## [Texte à lire]
ENR : POUR DES CHOIX MAITRISÉS

La CGT propose un développement maîtrisé des ENR. Avec des filières complètes au vu de leur bilan carbone, impacts sur la biodiversité, de leur maturité technique et économique, des analyses de cycle de vie intégrant matériaux et terres rares. Il faut ainsi :

  • Donner priorité aux ENR non électriques se substituant aux énergies fossiles: biomasse sous forme de chaleur, bio méthane injecté dans le réseau, bio GNV, Thermique solaire, extension de la géothermie et des réseaux de chaleur en doublant le fonds chaleur.
  • Intégrer l’apport des ENR électriques avec des filières complètes en France et en Europe, des emplois qualifiés avec des garanties sociales de haut niveau, en complément de l’électronucléaire et de l’hydroélectricité. Développer les coopérations sur le stockage de l’électricité et les investissements dans les réseaux.
  • Prévenir les risques de défaillances, liés aux pointes de consommation et/ou à l’intermittence des ENR, en préservant les capacités des centrales au charbon ou gaz dont les émissions de GES sont marginales en France. Les enjeux des recherches sur la captation du CO2 et sur des reconversions avec des combustibles de récupération, invitent également à refuser la fermeture de ces capacités en sacrifiant le savoir-faire industriel en ce domaine, essentiel à l’échelle mondiale.

CONCRÉTISER LA TRANSITION SOLIDAIRE

La CGT propose de rendre concrète la transition juste et solidaire :

  • Augmenter le chèque énergie des 12 millions de précaires énergétiques. Réduire la précarité en rénovant effectivement 500.000 logements/an : priorité aux plus mal isolés habités par des ménages modestes (150 000/an aidés par l’ANAH au lieu de 75 000 ; 200 000/an dans le parc social au lieu de 100 000). TVA à 5,5 % sur les consommations d’électricité et gaz.
  • Combattre la précarité et le dumping social dans le bâtiment et la rénovation énergétique : améliorer les conditions de travail, la qualité des travaux et la réalité des performances annoncées.
  • Arrêter les suppressions d’emplois dans les entreprises de l’énergie (ENEDIS, EDF, Total, Engie…), des équipements (GE ex Alstom…). Développer des filières industrielles et des coopérations par des investissements, mettre fin au gâchis des rachats boursiers et des acquisitions financières. Programmation de l’emploi et des compétences liés aux transitions énergétiques par une négociation sans délai entre l’Etat, les organisations syndicales et le patronat, avec les garanties sociales de haut niveau et un statut des salariés de l’énergie.

## [Questions]
1. Selon le texte sur les propositions de la CGT, combien de logements faudrait-il rénover chaque année ?
2. Poursuivez le texte sur les propositions de la CGT après sa dernière phrase.
Les entrées n'ont aucun lien avec le texte sur les propositions de la CGT.

## [Données fournies]

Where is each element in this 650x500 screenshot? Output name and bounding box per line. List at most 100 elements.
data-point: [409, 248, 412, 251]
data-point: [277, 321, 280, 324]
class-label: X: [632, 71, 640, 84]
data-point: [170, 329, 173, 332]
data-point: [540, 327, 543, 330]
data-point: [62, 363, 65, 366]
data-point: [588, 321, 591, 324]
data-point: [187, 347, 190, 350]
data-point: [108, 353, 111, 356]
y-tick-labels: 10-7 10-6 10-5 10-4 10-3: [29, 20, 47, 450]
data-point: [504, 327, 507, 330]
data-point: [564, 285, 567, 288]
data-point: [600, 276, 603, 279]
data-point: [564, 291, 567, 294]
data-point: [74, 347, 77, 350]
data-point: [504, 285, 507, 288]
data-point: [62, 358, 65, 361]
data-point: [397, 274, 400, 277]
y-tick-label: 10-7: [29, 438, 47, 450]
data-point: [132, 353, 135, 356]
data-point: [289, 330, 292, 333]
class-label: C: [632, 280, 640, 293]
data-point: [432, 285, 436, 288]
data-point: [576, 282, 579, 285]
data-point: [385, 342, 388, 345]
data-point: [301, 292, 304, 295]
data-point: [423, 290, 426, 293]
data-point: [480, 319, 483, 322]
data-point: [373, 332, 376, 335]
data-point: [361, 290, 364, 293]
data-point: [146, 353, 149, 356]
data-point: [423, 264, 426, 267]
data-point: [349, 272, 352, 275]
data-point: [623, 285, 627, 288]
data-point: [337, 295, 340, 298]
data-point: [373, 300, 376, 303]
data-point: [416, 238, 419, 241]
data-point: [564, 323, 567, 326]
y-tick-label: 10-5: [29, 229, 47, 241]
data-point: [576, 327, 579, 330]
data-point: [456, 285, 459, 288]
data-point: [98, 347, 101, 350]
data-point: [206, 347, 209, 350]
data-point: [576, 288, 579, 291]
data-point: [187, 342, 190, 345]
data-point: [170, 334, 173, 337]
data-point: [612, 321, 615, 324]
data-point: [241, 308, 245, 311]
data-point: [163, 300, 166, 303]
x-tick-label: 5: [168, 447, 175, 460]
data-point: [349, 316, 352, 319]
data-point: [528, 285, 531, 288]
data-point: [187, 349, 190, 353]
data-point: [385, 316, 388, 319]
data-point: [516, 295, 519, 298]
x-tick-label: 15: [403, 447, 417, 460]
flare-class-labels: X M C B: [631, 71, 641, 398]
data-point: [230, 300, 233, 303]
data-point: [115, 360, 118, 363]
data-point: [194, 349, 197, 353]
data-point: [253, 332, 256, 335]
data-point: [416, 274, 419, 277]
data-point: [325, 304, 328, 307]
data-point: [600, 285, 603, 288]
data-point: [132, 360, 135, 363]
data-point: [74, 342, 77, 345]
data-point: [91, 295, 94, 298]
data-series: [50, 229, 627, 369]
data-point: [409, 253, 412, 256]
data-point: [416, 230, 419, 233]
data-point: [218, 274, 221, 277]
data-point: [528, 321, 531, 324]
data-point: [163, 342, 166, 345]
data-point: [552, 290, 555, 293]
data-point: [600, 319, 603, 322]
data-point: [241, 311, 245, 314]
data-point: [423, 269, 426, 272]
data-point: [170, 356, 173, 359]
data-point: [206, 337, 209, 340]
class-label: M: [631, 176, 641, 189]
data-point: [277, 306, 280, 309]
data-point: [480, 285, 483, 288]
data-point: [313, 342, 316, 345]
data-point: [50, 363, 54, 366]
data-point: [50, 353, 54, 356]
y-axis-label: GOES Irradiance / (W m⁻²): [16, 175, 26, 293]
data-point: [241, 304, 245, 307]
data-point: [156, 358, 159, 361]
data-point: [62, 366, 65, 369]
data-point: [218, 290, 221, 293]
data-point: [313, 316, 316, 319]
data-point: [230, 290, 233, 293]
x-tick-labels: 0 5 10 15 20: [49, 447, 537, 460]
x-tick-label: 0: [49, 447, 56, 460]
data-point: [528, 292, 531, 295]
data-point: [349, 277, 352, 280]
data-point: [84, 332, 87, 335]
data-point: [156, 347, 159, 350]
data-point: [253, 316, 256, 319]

## [Réponses]
1. 500 000 logements par an.

2.
  • Taux réduit de TVA à 5,5 % sur les transports collectifs, augmentation du versement transports des entreprises aux autorités publiques de mobilités, indemnités kilométriques vélos couplées aux transports en commun des salariés, plans de mobilités des entreprises dès 50 salariés, lancement d’un 4ème appel à projets transports urbains. Création de redevances sur les poids lourds et camionnettes de transports de marchandises à hauteur de tous leurs coûts externes et arrêt des remboursements de TICPE (taxes sur les carburants) aux entreprises de transports routiers. Affectation de la TICPE aux infrastructures de transports dont 6 Md€/an au réseau ferré national.

PLANIFIER L’AVENIR DE L’ÉLECTRONUCLÉAIRE

La CGT propose de planifier les productions des énergies, comme l’évolution du parc électronucléaire :

  • Avec des critères de sûreté élevée contrôlés par l’ASN, afin de répondre aux enjeux de réduction des émissions de GES et de développement des usages de l’électricité selon les scénarios prospectifs (par exemple l’électro mobilité, le lien avec l’hydrogène, les pompes à chaleur, les besoins d’énergie du recyclage…).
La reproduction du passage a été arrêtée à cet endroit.